Directions:
Write each line out exactly, leaving none out.

──────────

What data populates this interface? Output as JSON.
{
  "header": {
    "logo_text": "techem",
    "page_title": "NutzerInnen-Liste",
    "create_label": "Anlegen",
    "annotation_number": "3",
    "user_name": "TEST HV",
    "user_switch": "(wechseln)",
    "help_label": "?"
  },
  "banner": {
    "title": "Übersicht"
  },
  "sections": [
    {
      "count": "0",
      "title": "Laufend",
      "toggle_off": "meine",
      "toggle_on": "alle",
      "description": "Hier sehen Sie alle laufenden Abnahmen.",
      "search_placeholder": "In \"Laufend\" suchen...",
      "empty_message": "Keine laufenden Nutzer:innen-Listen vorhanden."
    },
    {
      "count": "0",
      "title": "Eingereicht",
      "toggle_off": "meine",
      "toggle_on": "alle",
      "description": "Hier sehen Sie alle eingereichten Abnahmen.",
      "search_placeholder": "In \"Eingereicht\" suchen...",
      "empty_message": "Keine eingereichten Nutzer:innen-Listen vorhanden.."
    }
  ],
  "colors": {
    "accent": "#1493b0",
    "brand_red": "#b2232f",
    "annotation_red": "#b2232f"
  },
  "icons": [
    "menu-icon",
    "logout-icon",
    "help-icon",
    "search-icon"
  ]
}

──────────

Task result:
What data populates this interface? Output as JSON.
{
  "header": {
    "logo_text": "techem",
    "page_title": "NutzerInnen-Liste",
    "create_label": "Anlegen",
    "annotation_number": "3",
    "user_name": "TEST HV",
    "user_switch": "(wechseln)",
    "help_label": "?"
  },
  "banner": {
    "title": "Übersicht"
  },
  "sections": [
    {
      "count": "0",
      "title": "Laufend",
      "toggle_off": "meine",
      "toggle_on": "alle",
      "description": "Hier sehen Sie alle laufenden Abnahmen.",
      "search_placeholder": "In \"Laufend\" suchen...",
      "empty_message": "Keine laufenden Nutzer:innen-Listen vorhanden."
    },
    {
      "count": "0",
      "title": "Eingereicht",
      "toggle_off": "meine",
      "toggle_on": "alle",
      "description": "Hier sehen Sie alle eingereichten Abnahmen.",
      "search_placeholder": "In \"Eingereicht\" suchen...",
      "empty_message": "Keine eingereichten Nutzer:innen-Listen vorhanden.."
    }
  ],
  "colors": {
    "accent": "#1493b0",
    "brand_red": "#b2232f",
    "annotation_red": "#b2232f"
  },
  "icons": [
    "menu-icon",
    "logout-icon",
    "help-icon",
    "search-icon"
  ]
}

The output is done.